* [TASK BRIEF]: Write out each line beneath this one exactly as it reads.

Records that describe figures
+++

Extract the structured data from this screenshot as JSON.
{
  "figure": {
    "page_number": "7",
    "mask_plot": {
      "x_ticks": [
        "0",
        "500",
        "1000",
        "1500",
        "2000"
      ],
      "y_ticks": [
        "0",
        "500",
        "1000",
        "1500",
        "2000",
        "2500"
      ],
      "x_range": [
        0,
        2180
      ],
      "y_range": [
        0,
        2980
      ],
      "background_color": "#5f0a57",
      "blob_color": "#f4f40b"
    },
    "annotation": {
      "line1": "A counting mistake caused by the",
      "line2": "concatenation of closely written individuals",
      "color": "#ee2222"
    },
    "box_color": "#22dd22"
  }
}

+++

* [COMPLETED TASK]:
Extract the structured data from this screenshot as JSON.
{
  "figure": {
    "page_number": "7",
    "mask_plot": {
      "x_ticks": [
        "0",
        "500",
        "1000",
        "1500",
        "2000"
      ],
      "y_ticks": [
        "0",
        "500",
        "1000",
        "1500",
        "2000",
        "2500"
      ],
      "x_range": [
        0,
        2180
      ],
      "y_range": [
        0,
        2980
      ],
      "background_color": "#5f0a57",
      "blob_color": "#f4f40b"
    },
    "annotation": {
      "line1": "A counting mistake caused by the",
      "line2": "concatenation of closely written individuals",
      "color": "#ee2222"
    },
    "box_color": "#22dd22"
  }
}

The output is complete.